-- Begin EXCERPTED DATA --

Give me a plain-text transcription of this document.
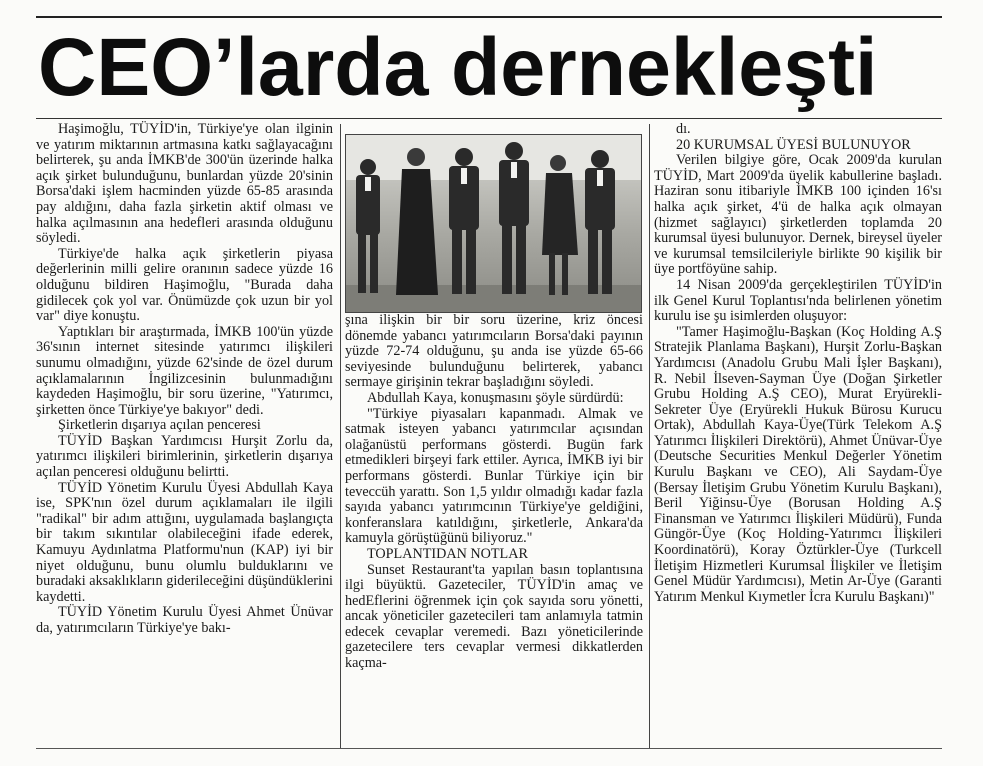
CEO’larda dernekleşti

Haşimoğlu, TÜYİD'in, Türkiye'ye olan ilginin ve yatırım miktarının artmasına katkı sağlayacağını belirterek, şu anda İMKB'de 300'ün üzerinde halka açık şirket bulunduğunu, bunlardan yüzde 20'sinin Borsa'daki işlem hacminden yüzde 65-85 arasında pay aldığını, daha fazla şirketin aktif olması ve halka açılmasının ana hedefleri arasında olduğunu söyledi.

Türkiye'de halka açık şirketlerin piyasa değerlerinin milli gelire oranının sadece yüzde 16 olduğunu bildiren Haşimoğlu, "Burada daha gidilecek çok yol var. Önümüzde çok uzun bir yol var" diye konuştu.

Yaptıkları bir araştırmada, İMKB 100'ün yüzde 36'sının internet sitesinde yatırımcı ilişkileri sunumu olmadığını, yüzde 62'sinde de özel durum açıklamalarının İngilizcesinin bulunmadığını kaydeden Haşimoğlu, bir soru üzerine, "Yatırımcı, şirketten önce Türkiye'ye bakıyor" dedi.

Şirketlerin dışarıya açılan penceresi

TÜYİD Başkan Yardımcısı Hurşit Zorlu da, yatırımcı ilişkileri birimlerinin, şirketlerin dışarıya açılan penceresi olduğunu belirtti.

TÜYİD Yönetim Kurulu Üyesi Abdullah Kaya ise, SPK'nın özel durum açıklamaları ile ilgili "radikal" bir adım attığını, uygulamada başlangıçta bir takım sıkıntılar olabileceğini ifade ederek, Kamuyu Aydınlatma Platformu'nun (KAP) iyi bir niyet olduğunu, bunu olumlu bulduklarını ve buradaki aksaklıkların giderileceğini düşündüklerini kaydetti.

TÜYİD Yönetim Kurulu Üyesi Ahmet Ünüvar da, yatırımcıların Türkiye'ye bakı-

şına ilişkin bir bir soru üzerine, kriz öncesi dönemde yabancı yatırımcıların Borsa'daki payının yüzde 72-74 olduğunu, şu anda ise yüzde 65-66 seviyesinde bulunduğunu belirterek, yabancı sermaye girişinin tekrar başladığını söyledi.

Abdullah Kaya, konuşmasını şöyle sürdürdü:

"Türkiye piyasaları kapanmadı. Almak ve satmak isteyen yabancı yatırımcılar açısından olağanüstü performans gösterdi. Bugün fark etmedikleri birşeyi fark ettiler. Ayrıca, İMKB iyi bir performans gösterdi. Bunlar Türkiye için bir teveccüh yarattı. Son 1,5 yıldır olmadığı kadar fazla sayıda yabancı yatırımcının Türkiye'ye geldiğini, konferanslara katıldığını, şirketlerle, Ankara'da kamuyla görüştüğünü biliyoruz."

TOPLANTIDAN NOTLAR

Sunset Restaurant'ta yapılan basın toplantısına ilgi büyüktü. Gazeteciler, TÜYİD'in amaç ve hedEflerini öğrenmek için çok sayıda soru yönetti, ancak yöneticiler gazetecileri tam anlamıyla tatmin edecek cevaplar veremedi. Bazı yöneticilerinde gazetecilere ters cevaplar vermesi dikkatlerden kaçma-

dı.

20 KURUMSAL ÜYESİ BULUNUYOR

Verilen bilgiye göre, Ocak 2009'da kurulan TÜYİD, Mart 2009'da üyelik kabullerine başladı. Haziran sonu itibariyle İMKB 100 içinden 16'sı halka açık şirket, 4'ü de halka açık olmayan (hizmet sağlayıcı) şirketlerden toplamda 20 kurumsal üyesi bulunuyor. Dernek, bireysel üyeler ve kurumsal temsilcileriyle birlikte 90 kişilik bir üye portföyüne sahip.

14 Nisan 2009'da gerçekleştirilen TÜYİD'in ilk Genel Kurul Toplantısı'nda belirlenen yönetim kurulu ise şu isimlerden oluşuyor:

"Tamer Haşimoğlu-Başkan (Koç Holding A.Ş Stratejik Planlama Başkanı), Hurşit Zorlu-Başkan Yardımcısı (Anadolu Grubu Mali İşler Başkanı), R. Nebil İlseven-Sayman Üye (Doğan Şirketler Grubu Holding A.Ş CEO), Murat Eryürekli-Sekreter Üye (Eryürekli Hukuk Bürosu Kurucu Ortak), Abdullah Kaya-Üye(Türk Telekom A.Ş Yatırımcı İlişkileri Direktörü), Ahmet Ünüvar-Üye (Deutsche Securities Menkul Değerler Yönetim Kurulu Başkanı ve CEO), Ali Saydam-Üye (Bersay İletişim Grubu Yönetim Kurulu Başkanı), Beril Yiğinsu-Üye (Borusan Holding A.Ş Finansman ve Yatırımcı İlişkileri Müdürü), Funda Güngör-Üye (Koç Holding-Yatırımcı İlişkileri Koordinatörü), Koray Öztürkler-Üye (Turkcell İletişim Hizmetleri Kurumsal İlişkiler ve İletişim Genel Müdür Yardımcısı), Metin Ar-Üye (Garanti Yatırım Menkul Kıymetler İcra Kurulu Başkanı)"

-- End EXCERPTED DATA --

_REQUIRED WORK:_
Copy each line of the records precisely and drop any images they hold.

_RESPONSE:_
Give me a plain-text transcription of this document.
CEO’larda dernekleşti

Haşimoğlu, TÜYİD'in, Türkiye'ye olan ilginin ve yatırım miktarının artmasına katkı sağlayacağını belirterek, şu anda İMKB'de 300'ün üzerinde halka açık şirket bulunduğunu, bunlardan yüzde 20'sinin Borsa'daki işlem hacminden yüzde 65-85 arasında pay aldığını, daha fazla şirketin aktif olması ve halka açılmasının ana hedefleri arasında olduğunu söyledi.

Türkiye'de halka açık şirketlerin piyasa değerlerinin milli gelire oranının sadece yüzde 16 olduğunu bildiren Haşimoğlu, "Burada daha gidilecek çok yol var. Önümüzde çok uzun bir yol var" diye konuştu.

Yaptıkları bir araştırmada, İMKB 100'ün yüzde 36'sının internet sitesinde yatırımcı ilişkileri sunumu olmadığını, yüzde 62'sinde de özel durum açıklamalarının İngilizcesinin bulunmadığını kaydeden Haşimoğlu, bir soru üzerine, "Yatırımcı, şirketten önce Türkiye'ye bakıyor" dedi.

Şirketlerin dışarıya açılan penceresi

TÜYİD Başkan Yardımcısı Hurşit Zorlu da, yatırımcı ilişkileri birimlerinin, şirketlerin dışarıya açılan penceresi olduğunu belirtti.

TÜYİD Yönetim Kurulu Üyesi Abdullah Kaya ise, SPK'nın özel durum açıklamaları ile ilgili "radikal" bir adım attığını, uygulamada başlangıçta bir takım sıkıntılar olabileceğini ifade ederek, Kamuyu Aydınlatma Platformu'nun (KAP) iyi bir niyet olduğunu, bunu olumlu bulduklarını ve buradaki aksaklıkların giderileceğini düşündüklerini kaydetti.

TÜYİD Yönetim Kurulu Üyesi Ahmet Ünüvar da, yatırımcıların Türkiye'ye bakı-

şına ilişkin bir bir soru üzerine, kriz öncesi dönemde yabancı yatırımcıların Borsa'daki payının yüzde 72-74 olduğunu, şu anda ise yüzde 65-66 seviyesinde bulunduğunu belirterek, yabancı sermaye girişinin tekrar başladığını söyledi.

Abdullah Kaya, konuşmasını şöyle sürdürdü:

"Türkiye piyasaları kapanmadı. Almak ve satmak isteyen yabancı yatırımcılar açısından olağanüstü performans gösterdi. Bugün fark etmedikleri birşeyi fark ettiler. Ayrıca, İMKB iyi bir performans gösterdi. Bunlar Türkiye için bir teveccüh yarattı. Son 1,5 yıldır olmadığı kadar fazla sayıda yabancı yatırımcının Türkiye'ye geldiğini, konferanslara katıldığını, şirketlerle, Ankara'da kamuyla görüştüğünü biliyoruz."

TOPLANTIDAN NOTLAR

Sunset Restaurant'ta yapılan basın toplantısına ilgi büyüktü. Gazeteciler, TÜYİD'in amaç ve hedEflerini öğrenmek için çok sayıda soru yönetti, ancak yöneticiler gazetecileri tam anlamıyla tatmin edecek cevaplar veremedi. Bazı yöneticilerinde gazetecilere ters cevaplar vermesi dikkatlerden kaçma-

dı.

20 KURUMSAL ÜYESİ BULUNUYOR

Verilen bilgiye göre, Ocak 2009'da kurulan TÜYİD, Mart 2009'da üyelik kabullerine başladı. Haziran sonu itibariyle İMKB 100 içinden 16'sı halka açık şirket, 4'ü de halka açık olmayan (hizmet sağlayıcı) şirketlerden toplamda 20 kurumsal üyesi bulunuyor. Dernek, bireysel üyeler ve kurumsal temsilcileriyle birlikte 90 kişilik bir üye portföyüne sahip.

14 Nisan 2009'da gerçekleştirilen TÜYİD'in ilk Genel Kurul Toplantısı'nda belirlenen yönetim kurulu ise şu isimlerden oluşuyor:

"Tamer Haşimoğlu-Başkan (Koç Holding A.Ş Stratejik Planlama Başkanı), Hurşit Zorlu-Başkan Yardımcısı (Anadolu Grubu Mali İşler Başkanı), R. Nebil İlseven-Sayman Üye (Doğan Şirketler Grubu Holding A.Ş CEO), Murat Eryürekli-Sekreter Üye (Eryürekli Hukuk Bürosu Kurucu Ortak), Abdullah Kaya-Üye(Türk Telekom A.Ş Yatırımcı İlişkileri Direktörü), Ahmet Ünüvar-Üye (Deutsche Securities Menkul Değerler Yönetim Kurulu Başkanı ve CEO), Ali Saydam-Üye (Bersay İletişim Grubu Yönetim Kurulu Başkanı), Beril Yiğinsu-Üye (Borusan Holding A.Ş Finansman ve Yatırımcı İlişkileri Müdürü), Funda Güngör-Üye (Koç Holding-Yatırımcı İlişkileri Koordinatörü), Koray Öztürkler-Üye (Turkcell İletişim Hizmetleri Kurumsal İlişkiler ve İletişim Genel Müdür Yardımcısı), Metin Ar-Üye (Garanti Yatırım Menkul Kıymetler İcra Kurulu Başkanı)"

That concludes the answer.